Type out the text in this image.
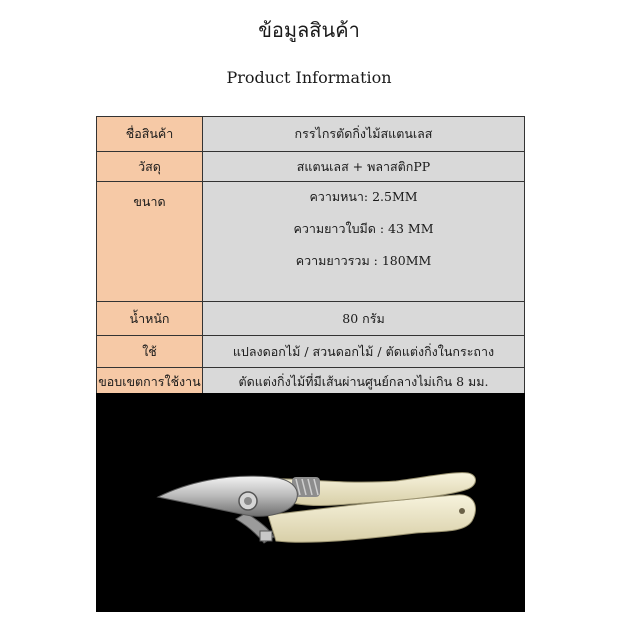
ข้อมูลสินค้า
Product Information
ชื่อสินค้า	กรรไกรตัดกิ่งไม้สแตนเลส
วัสดุ	สแตนเลส + พลาสติกPP
ขนาด	ความหนา: 2.5MM
ความยาวใบมีด : 43 MM
ความยาวรวม : 180MM

น้ำหนัก	80 กรัม
ใช้	แปลงดอกไม้ / สวนดอกไม้ / ตัดแต่งกิ่งในกระถาง
ขอบเขตการใช้งาน	ตัดแต่งกิ่งไม้ที่มีเส้นผ่านศูนย์กลางไม่เกิน 8 มม.
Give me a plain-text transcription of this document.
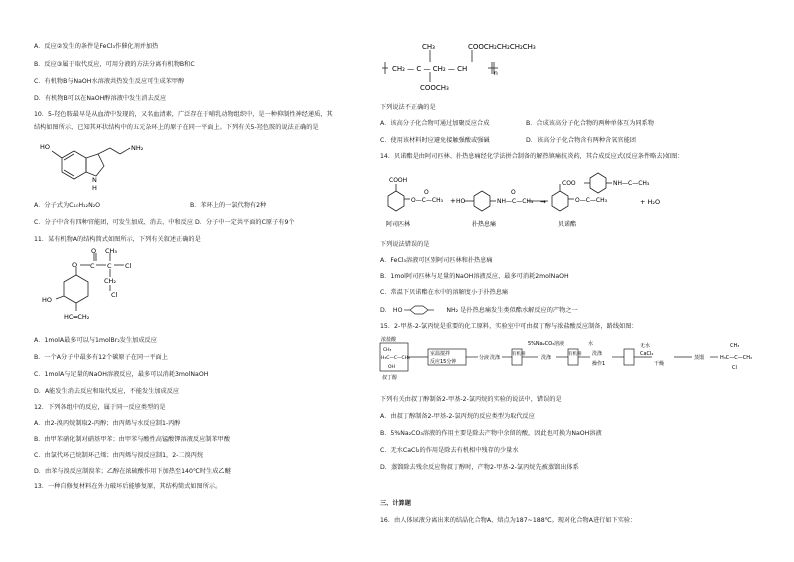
A．反应②发生的条件是FeCl₃作催化剂并加热
B．反应③属于取代反应，可用分液的方法分离有机物B和C
C．有机物B与NaOH水溶液共热发生反应可生成苯甲醇
D．有机物B可以在NaOH醇溶液中发生消去反应
10．5-羟色胺最早是从血清中发现的，又名血清素，广泛存在于哺乳动物组织中，是一种抑制性神经递质，其
结构如图所示，已知其环状结构中的五元杂环上的原子在同一平面上。下列有关5-羟色胺的说法正确的是
HO	NH₂
N
H
A．分子式为C₁₀H₁₂N₂O	B．苯环上的一氯代物有2种
C．分子中含有四种官能团，可发生加成、消去、中和反应 D．分子中一定共平面的C原子有9个
11．某有机物A的结构简式如图所示，下列有关叙述正确的是
O
O
C
CH₃
C Cl
CH₂
Cl
HO
HC═CH₂
A．1molA最多可以与1molBr₂发生加成反应
B．一个A分子中最多有12个碳原子在同一平面上
C．1molA与足量的NaOH溶液反应，最多可以消耗3molNaOH
D．A能发生消去反应和取代反应，不能发生加成反应
12．下列各组中的反应，属于同一反应类型的是
A．由2-溴丙烷制取2-丙醇；由丙烯与水反应制1-丙醇
B．由甲苯硝化制对硝基甲苯；由甲苯与酸性高锰酸钾溶液反应制苯甲酸
C．由氯代环己烷制环己烯；由丙烯与溴反应制1，2-二溴丙烷
D．由苯与溴反应制溴苯；乙醇在浓硫酸作用下加热至140℃时生成乙醚
13．一种自修复材料在外力破坏后能够复原，其结构简式如图所示。
CH₃	COOCH₂CH₂CH₂CH₃
CH₂ — C — CH₂ — CH
n
COOCH₃
下列说法不正确的是
A．该高分子化合物可通过加聚反应合成	B．合成该高分子化合物的两种单体互为同系物
C．使用该材料时应避免接触强酸或强碱	D．该高分子化合物含有两种含氧官能团
14．贝诺酯是由阿司匹林、扑热息痛经化学法拼合制备的解热镇痛抗炎药，其合成反应式(反应条件略去)如图：
COOH
O—C—CH₃
O
+ HO	NH—C—CH₃
O
→
COO	NH—C—CH₃
O—C—CH₃	+ H₂O
阿司匹林	扑热息痛	贝诺酯
下列说法错误的是
A．FeCl₃溶液可区别阿司匹林和扑热息痛
B．1mol阿司匹林与足量的NaOH溶液反应，最多可消耗2molNaOH
C．常温下贝诺酯在水中的溶解度小于扑热息痛
D． HO	NH₂ 是扑热息痛发生类似酯水解反应的产物之一
15．2-甲基-2-氯丙烷是重要的化工原料，实验室中可由叔丁醇与浓盐酸反应制备，路线如图：
浓盐酸
叔丁醇
CH₃
H₃C—C—CH₃
OH
室温搅拌
反应15分钟
分液 洗涤
有机相
5%Na₂CO₃溶液
洗涤
有机相
水
洗涤
操作1
无水
CaCl₂
干燥
蒸馏
CH₃
H₃C—C—CH₃
Cl
下列有关由叔丁醇制备2-甲基-2-氯丙烷的实验的说法中，错误的是
A．由叔丁醇制备2-甲基-2-氯丙烷的反应类型为取代反应
B．5%Na₂CO₃溶液的作用主要是除去产物中余留的酸，因此也可换为NaOH溶液
C．无水CaCl₂的作用是除去有机相中残存的少量水
D．蒸馏除去残余反应物叔丁醇时，产物2-甲基-2-氯丙烷先被蒸馏出体系
三、计算题
16．由人体尿液分离出来的结晶化合物A，熔点为187~188℃。现对化合物A进行如下实验：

PROBLEM
Without including any pictures, print all of the material exactly as given.

RESPONSE TO THIS EXERCISE
Type out the text in this image.
ข้อมูลสินค้า
Product Information
ชื่อสินค้า	กรรไกรตัดกิ่งไม้สแตนเลส
วัสดุ	สแตนเลส + พลาสติกPP
ขนาด	ความหนา: 2.5MM
ความยาวใบมีด : 43 MM
ความยาวรวม : 180MM

น้ำหนัก	80 กรัม
ใช้	แปลงดอกไม้ / สวนดอกไม้ / ตัดแต่งกิ่งในกระถาง
ขอบเขตการใช้งาน	ตัดแต่งกิ่งไม้ที่มีเส้นผ่านศูนย์กลางไม่เกิน 8 มม.
Give me a plain-text transcription of this document.
A．反应②发生的条件是FeCl₃作催化剂并加热
B．反应③属于取代反应，可用分液的方法分离有机物B和C
C．有机物B与NaOH水溶液共热发生反应可生成苯甲醇
D．有机物B可以在NaOH醇溶液中发生消去反应
10．5-羟色胺最早是从血清中发现的，又名血清素，广泛存在于哺乳动物组织中，是一种抑制性神经递质，其
结构如图所示，已知其环状结构中的五元杂环上的原子在同一平面上。下列有关5-羟色胺的说法正确的是
HO	NH₂
N
H
A．分子式为C₁₀H₁₂N₂O	B．苯环上的一氯代物有2种
C．分子中含有四种官能团，可发生加成、消去、中和反应 D．分子中一定共平面的C原子有9个
11．某有机物A的结构简式如图所示，下列有关叙述正确的是
O
O
C
CH₃
C Cl
CH₂
Cl
HO
HC═CH₂
A．1molA最多可以与1molBr₂发生加成反应
B．一个A分子中最多有12个碳原子在同一平面上
C．1molA与足量的NaOH溶液反应，最多可以消耗3molNaOH
D．A能发生消去反应和取代反应，不能发生加成反应
12．下列各组中的反应，属于同一反应类型的是
A．由2-溴丙烷制取2-丙醇；由丙烯与水反应制1-丙醇
B．由甲苯硝化制对硝基甲苯；由甲苯与酸性高锰酸钾溶液反应制苯甲酸
C．由氯代环己烷制环己烯；由丙烯与溴反应制1，2-二溴丙烷
D．由苯与溴反应制溴苯；乙醇在浓硫酸作用下加热至140℃时生成乙醚
13．一种自修复材料在外力破坏后能够复原，其结构简式如图所示。
CH₃	COOCH₂CH₂CH₂CH₃
CH₂ — C — CH₂ — CH
n
COOCH₃
下列说法不正确的是
A．该高分子化合物可通过加聚反应合成	B．合成该高分子化合物的两种单体互为同系物
C．使用该材料时应避免接触强酸或强碱	D．该高分子化合物含有两种含氧官能团
14．贝诺酯是由阿司匹林、扑热息痛经化学法拼合制备的解热镇痛抗炎药，其合成反应式(反应条件略去)如图：
COOH
O—C—CH₃
O
+ HO	NH—C—CH₃
O
→
COO	NH—C—CH₃
O—C—CH₃	+ H₂O
阿司匹林	扑热息痛	贝诺酯
下列说法错误的是
A．FeCl₃溶液可区别阿司匹林和扑热息痛
B．1mol阿司匹林与足量的NaOH溶液反应，最多可消耗2molNaOH
C．常温下贝诺酯在水中的溶解度小于扑热息痛
D． HO	NH₂ 是扑热息痛发生类似酯水解反应的产物之一
15．2-甲基-2-氯丙烷是重要的化工原料，实验室中可由叔丁醇与浓盐酸反应制备，路线如图：
浓盐酸
叔丁醇
CH₃
H₃C—C—CH₃
OH
室温搅拌
反应15分钟
分液 洗涤
有机相
5%Na₂CO₃溶液
洗涤
有机相
水
洗涤
操作1
无水
CaCl₂
干燥
蒸馏
CH₃
H₃C—C—CH₃
Cl
下列有关由叔丁醇制备2-甲基-2-氯丙烷的实验的说法中，错误的是
A．由叔丁醇制备2-甲基-2-氯丙烷的反应类型为取代反应
B．5%Na₂CO₃溶液的作用主要是除去产物中余留的酸，因此也可换为NaOH溶液
C．无水CaCl₂的作用是除去有机相中残存的少量水
D．蒸馏除去残余反应物叔丁醇时，产物2-甲基-2-氯丙烷先被蒸馏出体系
三、计算题
16．由人体尿液分离出来的结晶化合物A，熔点为187~188℃。现对化合物A进行如下实验：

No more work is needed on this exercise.